Records from a data collection
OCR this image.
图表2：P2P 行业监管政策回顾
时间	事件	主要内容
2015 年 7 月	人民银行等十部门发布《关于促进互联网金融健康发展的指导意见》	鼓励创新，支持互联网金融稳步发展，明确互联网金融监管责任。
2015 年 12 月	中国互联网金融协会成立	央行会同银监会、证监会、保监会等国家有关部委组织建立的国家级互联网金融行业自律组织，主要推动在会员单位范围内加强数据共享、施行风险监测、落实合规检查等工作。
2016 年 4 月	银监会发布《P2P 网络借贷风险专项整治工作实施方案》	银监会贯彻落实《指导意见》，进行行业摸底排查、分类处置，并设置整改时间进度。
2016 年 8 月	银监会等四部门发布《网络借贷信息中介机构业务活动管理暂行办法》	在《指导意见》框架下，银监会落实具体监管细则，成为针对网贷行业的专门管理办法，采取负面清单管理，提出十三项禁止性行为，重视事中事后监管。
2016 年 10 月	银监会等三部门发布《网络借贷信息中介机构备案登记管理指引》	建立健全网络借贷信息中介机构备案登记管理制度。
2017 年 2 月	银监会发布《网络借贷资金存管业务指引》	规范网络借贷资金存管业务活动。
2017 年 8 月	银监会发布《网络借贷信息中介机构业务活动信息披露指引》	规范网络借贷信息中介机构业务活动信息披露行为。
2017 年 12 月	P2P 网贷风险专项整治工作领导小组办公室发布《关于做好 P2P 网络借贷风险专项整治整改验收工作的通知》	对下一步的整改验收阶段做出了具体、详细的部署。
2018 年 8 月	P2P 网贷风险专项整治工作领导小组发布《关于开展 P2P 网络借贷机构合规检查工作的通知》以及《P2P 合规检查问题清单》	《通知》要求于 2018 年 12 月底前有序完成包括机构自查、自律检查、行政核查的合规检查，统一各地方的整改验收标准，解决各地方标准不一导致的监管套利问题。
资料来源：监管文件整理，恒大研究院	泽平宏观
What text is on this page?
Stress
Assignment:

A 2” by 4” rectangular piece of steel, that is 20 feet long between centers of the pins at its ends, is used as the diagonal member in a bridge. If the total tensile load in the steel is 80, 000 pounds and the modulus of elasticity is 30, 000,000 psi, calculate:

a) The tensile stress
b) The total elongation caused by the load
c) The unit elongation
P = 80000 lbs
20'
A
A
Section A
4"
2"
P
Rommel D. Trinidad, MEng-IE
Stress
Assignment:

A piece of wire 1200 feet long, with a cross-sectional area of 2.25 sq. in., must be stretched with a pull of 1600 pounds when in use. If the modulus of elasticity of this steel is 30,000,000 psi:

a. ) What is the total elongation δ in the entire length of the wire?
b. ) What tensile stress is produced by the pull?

---

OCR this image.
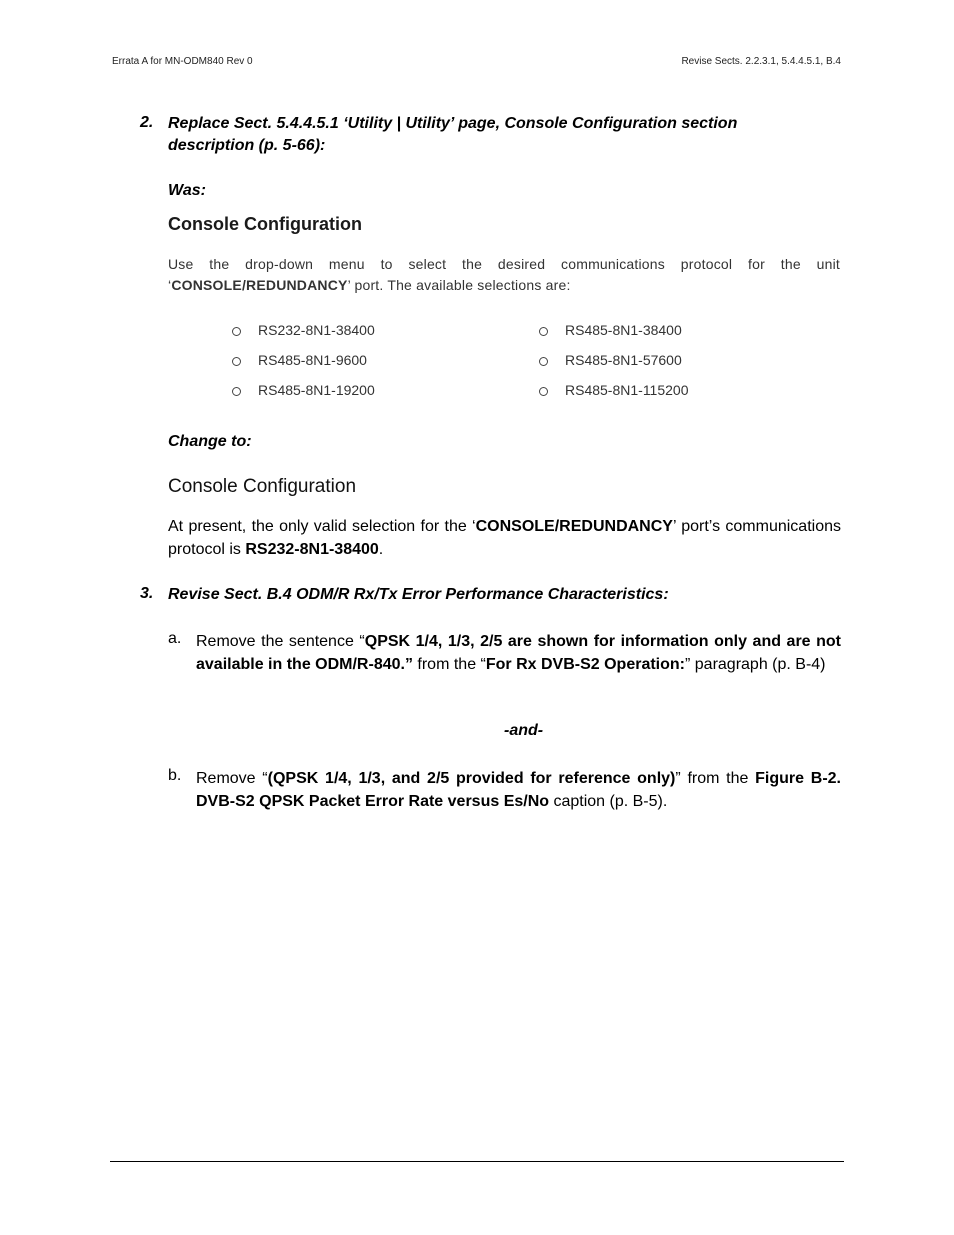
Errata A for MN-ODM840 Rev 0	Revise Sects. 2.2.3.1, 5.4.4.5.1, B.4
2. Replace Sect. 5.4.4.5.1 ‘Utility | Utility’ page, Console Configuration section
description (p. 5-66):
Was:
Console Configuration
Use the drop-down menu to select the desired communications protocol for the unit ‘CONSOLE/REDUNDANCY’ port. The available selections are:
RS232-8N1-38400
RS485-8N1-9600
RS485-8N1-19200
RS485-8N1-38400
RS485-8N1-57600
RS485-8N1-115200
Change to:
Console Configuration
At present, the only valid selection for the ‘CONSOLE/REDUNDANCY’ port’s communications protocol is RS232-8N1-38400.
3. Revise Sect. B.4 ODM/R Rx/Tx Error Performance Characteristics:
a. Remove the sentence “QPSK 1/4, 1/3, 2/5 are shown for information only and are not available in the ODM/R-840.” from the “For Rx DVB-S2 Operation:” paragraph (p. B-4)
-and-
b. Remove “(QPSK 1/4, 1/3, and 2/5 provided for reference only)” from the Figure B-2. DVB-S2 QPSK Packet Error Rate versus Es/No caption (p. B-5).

* * *

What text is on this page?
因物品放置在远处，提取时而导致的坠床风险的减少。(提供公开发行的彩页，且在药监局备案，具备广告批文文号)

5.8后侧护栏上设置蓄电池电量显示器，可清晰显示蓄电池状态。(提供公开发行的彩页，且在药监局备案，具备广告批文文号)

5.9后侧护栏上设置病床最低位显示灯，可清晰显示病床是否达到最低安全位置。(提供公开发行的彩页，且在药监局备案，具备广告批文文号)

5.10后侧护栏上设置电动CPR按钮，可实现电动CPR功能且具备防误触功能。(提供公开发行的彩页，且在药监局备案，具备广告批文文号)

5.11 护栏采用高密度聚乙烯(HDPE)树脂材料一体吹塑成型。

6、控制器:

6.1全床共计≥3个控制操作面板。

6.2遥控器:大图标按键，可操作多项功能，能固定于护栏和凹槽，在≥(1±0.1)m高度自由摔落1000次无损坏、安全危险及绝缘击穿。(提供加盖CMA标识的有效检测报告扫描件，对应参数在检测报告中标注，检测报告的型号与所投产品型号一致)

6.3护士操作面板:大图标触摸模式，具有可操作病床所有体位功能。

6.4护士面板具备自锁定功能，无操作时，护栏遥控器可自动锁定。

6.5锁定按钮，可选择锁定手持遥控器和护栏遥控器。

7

▸ Exercise aim
Report only how many lines in the records contain the word "unit".

▸ The solution
2